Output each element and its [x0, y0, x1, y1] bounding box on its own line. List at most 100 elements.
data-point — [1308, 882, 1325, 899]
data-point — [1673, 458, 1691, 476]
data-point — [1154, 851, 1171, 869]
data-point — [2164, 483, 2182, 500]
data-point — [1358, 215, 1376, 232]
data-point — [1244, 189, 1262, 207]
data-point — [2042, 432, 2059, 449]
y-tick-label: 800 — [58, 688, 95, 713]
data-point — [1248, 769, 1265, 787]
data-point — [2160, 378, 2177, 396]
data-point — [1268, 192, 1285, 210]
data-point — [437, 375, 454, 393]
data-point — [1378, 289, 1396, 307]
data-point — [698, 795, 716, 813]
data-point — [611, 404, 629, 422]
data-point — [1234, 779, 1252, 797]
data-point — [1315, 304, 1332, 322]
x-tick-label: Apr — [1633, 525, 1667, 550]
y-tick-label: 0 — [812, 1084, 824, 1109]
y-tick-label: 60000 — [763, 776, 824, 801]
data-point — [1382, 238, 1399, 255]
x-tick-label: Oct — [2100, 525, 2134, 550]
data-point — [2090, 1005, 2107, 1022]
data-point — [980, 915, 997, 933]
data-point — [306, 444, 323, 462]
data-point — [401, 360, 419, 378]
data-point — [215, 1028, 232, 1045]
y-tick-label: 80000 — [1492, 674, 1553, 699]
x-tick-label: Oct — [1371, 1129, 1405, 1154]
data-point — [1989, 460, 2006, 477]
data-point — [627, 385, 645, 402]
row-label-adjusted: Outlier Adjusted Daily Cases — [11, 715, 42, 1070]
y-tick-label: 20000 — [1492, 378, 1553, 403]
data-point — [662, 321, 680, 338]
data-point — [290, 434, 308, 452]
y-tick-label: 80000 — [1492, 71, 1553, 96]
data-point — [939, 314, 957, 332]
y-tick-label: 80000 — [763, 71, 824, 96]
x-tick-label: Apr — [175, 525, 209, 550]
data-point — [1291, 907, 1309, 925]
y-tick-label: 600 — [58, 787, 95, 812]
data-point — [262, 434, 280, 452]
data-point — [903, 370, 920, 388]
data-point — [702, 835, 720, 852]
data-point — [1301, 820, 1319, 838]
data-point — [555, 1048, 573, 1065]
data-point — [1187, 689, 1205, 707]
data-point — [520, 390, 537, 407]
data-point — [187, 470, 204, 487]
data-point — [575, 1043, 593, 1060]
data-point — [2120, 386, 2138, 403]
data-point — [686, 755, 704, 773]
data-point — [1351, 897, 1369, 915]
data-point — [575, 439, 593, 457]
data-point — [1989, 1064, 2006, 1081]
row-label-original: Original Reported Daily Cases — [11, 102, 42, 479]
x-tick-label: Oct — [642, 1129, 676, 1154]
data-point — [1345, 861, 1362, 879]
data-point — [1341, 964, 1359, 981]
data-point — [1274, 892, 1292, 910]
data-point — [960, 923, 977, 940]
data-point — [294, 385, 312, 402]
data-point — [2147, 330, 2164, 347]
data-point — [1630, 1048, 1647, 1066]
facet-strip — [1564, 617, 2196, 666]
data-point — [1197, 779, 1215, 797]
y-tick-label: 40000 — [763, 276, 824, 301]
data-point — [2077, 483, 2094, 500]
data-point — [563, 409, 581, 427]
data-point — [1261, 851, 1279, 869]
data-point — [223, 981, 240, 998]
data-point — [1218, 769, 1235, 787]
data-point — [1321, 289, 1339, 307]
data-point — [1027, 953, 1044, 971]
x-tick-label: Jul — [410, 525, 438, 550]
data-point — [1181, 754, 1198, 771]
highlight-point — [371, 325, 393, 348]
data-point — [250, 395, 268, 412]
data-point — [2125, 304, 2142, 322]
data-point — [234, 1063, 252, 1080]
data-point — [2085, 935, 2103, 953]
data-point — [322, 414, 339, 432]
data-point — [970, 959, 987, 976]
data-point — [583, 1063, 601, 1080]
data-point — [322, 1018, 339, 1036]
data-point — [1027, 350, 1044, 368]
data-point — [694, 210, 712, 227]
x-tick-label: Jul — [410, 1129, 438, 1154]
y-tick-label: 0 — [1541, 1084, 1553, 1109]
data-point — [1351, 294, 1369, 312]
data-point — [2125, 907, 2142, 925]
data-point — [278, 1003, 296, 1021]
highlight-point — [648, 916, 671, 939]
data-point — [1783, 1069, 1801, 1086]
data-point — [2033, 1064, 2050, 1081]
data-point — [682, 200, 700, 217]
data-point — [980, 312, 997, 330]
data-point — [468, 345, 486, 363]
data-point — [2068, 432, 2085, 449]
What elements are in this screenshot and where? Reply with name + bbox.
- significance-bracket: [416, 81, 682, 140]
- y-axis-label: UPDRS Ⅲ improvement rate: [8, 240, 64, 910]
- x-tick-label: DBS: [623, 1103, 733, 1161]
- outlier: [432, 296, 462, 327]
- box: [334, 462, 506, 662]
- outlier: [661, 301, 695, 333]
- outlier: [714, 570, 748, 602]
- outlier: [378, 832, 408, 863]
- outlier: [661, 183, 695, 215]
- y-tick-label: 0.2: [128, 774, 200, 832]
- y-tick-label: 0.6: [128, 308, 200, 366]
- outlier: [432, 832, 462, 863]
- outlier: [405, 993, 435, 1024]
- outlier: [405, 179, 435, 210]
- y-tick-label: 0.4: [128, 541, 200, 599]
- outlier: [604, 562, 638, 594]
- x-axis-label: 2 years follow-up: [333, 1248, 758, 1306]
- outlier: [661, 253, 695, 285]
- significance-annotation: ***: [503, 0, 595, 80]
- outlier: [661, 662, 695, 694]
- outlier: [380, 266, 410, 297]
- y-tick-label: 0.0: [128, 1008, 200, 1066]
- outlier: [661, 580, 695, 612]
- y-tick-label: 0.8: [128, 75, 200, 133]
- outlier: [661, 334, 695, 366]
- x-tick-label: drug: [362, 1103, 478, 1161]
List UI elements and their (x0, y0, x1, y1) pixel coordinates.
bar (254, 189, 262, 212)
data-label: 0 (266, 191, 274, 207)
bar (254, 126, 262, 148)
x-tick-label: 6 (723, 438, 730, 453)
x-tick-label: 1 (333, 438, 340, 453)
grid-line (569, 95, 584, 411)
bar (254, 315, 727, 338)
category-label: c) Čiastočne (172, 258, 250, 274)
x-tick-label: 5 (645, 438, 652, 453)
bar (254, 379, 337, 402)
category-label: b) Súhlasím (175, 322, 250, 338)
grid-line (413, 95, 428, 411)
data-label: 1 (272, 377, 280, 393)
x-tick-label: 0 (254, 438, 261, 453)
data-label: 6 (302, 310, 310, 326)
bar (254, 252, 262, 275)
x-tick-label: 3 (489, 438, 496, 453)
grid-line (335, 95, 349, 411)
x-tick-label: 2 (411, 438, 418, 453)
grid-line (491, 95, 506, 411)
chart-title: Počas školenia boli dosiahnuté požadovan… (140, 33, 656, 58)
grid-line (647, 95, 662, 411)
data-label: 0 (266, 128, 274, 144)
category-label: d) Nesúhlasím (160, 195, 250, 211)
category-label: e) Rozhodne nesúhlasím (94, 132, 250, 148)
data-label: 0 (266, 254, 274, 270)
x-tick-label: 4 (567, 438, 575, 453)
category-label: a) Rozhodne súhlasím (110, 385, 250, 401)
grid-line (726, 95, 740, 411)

# # # # # # #

### [STATED GOAL]
Copy the part of the listing that runs from its first line through the line containing "data-point — [437, 375, 454, 393]", changing "bounding box" to "enclosing rectangle" and leaving everything else in those lines unchanged.

### [ANSWER IN FULL]
Output each element and its [x0, y0, x1, y1] enclosing rectangle on its own line. List at most 100 elements.
data-point — [1308, 882, 1325, 899]
data-point — [1673, 458, 1691, 476]
data-point — [1154, 851, 1171, 869]
data-point — [2164, 483, 2182, 500]
data-point — [1358, 215, 1376, 232]
data-point — [1244, 189, 1262, 207]
data-point — [2042, 432, 2059, 449]
y-tick-label: 800 — [58, 688, 95, 713]
data-point — [1248, 769, 1265, 787]
data-point — [2160, 378, 2177, 396]
data-point — [1268, 192, 1285, 210]
data-point — [437, 375, 454, 393]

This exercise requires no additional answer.